**Provided information**
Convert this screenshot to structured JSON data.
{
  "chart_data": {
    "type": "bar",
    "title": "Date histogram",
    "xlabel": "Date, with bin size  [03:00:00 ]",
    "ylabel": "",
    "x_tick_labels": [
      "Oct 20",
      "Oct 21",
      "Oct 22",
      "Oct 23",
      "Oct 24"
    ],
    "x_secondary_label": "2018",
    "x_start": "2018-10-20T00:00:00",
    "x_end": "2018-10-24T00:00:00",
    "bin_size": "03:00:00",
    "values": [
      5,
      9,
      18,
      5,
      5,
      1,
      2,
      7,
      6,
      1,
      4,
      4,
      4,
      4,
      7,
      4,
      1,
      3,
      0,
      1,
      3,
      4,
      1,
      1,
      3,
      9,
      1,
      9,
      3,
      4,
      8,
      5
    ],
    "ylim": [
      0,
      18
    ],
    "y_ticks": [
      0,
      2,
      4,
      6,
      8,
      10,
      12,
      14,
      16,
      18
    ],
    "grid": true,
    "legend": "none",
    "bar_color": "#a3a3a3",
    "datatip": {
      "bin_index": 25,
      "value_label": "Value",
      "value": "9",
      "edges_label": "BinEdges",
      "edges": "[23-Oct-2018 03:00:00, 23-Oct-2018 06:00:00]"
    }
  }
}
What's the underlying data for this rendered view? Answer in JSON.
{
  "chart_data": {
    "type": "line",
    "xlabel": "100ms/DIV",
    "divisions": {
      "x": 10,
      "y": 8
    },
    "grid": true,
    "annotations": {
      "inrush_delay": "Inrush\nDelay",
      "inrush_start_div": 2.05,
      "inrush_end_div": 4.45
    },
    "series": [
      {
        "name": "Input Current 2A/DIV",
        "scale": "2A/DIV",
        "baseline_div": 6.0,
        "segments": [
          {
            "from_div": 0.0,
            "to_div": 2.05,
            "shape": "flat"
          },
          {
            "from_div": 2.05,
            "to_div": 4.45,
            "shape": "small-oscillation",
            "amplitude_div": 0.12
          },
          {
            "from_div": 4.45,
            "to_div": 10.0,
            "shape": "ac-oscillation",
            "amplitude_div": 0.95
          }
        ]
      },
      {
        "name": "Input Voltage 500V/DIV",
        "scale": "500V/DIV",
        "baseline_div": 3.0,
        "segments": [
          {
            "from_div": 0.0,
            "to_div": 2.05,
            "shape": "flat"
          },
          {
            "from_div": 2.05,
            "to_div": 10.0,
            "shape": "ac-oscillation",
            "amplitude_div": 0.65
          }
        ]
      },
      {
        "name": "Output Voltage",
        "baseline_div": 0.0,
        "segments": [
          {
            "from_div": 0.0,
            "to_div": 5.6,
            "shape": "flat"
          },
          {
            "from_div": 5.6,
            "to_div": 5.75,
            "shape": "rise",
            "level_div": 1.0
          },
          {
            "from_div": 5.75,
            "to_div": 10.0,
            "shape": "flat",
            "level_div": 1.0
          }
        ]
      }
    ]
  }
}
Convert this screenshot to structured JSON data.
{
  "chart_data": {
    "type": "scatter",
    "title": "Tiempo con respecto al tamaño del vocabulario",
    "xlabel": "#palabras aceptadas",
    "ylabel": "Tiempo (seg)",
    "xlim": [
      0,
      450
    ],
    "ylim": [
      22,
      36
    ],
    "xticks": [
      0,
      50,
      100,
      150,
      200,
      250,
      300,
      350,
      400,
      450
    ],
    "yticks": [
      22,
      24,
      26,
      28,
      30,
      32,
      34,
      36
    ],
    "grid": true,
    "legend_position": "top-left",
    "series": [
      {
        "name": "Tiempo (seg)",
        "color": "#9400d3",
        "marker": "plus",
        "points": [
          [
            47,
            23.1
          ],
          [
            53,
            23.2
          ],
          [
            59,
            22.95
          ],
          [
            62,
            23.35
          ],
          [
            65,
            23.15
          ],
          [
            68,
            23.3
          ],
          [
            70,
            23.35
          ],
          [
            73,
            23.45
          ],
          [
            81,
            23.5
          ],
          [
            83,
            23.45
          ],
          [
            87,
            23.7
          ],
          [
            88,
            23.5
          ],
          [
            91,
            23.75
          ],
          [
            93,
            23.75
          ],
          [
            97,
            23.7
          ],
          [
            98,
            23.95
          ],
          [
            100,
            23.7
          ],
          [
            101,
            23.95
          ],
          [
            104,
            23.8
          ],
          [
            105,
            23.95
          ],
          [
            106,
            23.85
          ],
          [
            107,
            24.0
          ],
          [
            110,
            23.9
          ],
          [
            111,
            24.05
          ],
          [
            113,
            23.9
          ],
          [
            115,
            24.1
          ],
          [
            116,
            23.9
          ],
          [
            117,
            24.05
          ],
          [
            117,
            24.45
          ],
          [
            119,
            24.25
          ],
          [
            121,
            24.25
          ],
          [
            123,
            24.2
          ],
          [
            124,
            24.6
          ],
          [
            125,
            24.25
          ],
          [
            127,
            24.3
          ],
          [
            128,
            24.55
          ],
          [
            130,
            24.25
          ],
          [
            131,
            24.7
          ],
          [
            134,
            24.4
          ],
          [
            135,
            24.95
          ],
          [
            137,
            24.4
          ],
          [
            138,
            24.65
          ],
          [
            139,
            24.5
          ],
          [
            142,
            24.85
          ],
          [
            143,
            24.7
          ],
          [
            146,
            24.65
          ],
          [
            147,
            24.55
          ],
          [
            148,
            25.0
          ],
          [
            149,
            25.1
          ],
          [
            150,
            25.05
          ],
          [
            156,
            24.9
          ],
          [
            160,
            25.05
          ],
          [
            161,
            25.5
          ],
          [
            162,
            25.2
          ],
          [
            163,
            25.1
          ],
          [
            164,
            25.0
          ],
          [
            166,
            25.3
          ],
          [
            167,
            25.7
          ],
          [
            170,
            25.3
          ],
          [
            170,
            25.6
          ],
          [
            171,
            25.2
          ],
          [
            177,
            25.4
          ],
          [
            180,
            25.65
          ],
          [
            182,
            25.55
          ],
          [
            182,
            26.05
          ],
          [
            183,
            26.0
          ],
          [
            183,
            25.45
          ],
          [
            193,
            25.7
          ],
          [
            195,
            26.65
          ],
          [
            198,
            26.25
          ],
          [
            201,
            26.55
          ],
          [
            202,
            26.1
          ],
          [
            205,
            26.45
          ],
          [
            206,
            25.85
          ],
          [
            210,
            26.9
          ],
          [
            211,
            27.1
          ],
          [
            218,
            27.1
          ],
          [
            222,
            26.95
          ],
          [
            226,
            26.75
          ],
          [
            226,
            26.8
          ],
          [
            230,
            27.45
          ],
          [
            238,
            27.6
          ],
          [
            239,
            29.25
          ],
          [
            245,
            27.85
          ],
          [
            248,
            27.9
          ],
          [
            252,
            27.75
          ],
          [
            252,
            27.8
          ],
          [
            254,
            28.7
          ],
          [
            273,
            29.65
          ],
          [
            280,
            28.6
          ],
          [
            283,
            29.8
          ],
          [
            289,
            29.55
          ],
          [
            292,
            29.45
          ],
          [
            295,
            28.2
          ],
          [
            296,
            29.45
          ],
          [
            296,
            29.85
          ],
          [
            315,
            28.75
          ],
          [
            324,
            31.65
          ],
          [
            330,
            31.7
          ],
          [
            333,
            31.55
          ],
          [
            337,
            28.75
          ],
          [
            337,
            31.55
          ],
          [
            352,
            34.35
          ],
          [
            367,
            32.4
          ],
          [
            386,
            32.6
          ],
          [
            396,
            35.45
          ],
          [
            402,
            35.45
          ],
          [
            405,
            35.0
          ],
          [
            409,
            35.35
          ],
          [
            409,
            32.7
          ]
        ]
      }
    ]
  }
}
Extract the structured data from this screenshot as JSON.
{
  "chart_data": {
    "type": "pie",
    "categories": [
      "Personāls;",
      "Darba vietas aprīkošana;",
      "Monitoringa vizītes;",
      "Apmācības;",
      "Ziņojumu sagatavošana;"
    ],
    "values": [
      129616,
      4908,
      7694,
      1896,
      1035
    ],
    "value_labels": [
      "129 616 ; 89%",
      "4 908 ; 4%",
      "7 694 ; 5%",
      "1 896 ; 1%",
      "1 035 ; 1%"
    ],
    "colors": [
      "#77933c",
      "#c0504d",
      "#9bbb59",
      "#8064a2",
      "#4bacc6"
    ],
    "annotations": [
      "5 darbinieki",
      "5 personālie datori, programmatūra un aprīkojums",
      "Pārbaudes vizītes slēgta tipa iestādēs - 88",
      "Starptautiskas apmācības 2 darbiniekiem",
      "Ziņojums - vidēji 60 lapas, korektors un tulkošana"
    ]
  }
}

**Exercise instructions**
Work out how many lines of the data above contain the string "JSON" and give the number alone.

**Solution below**
4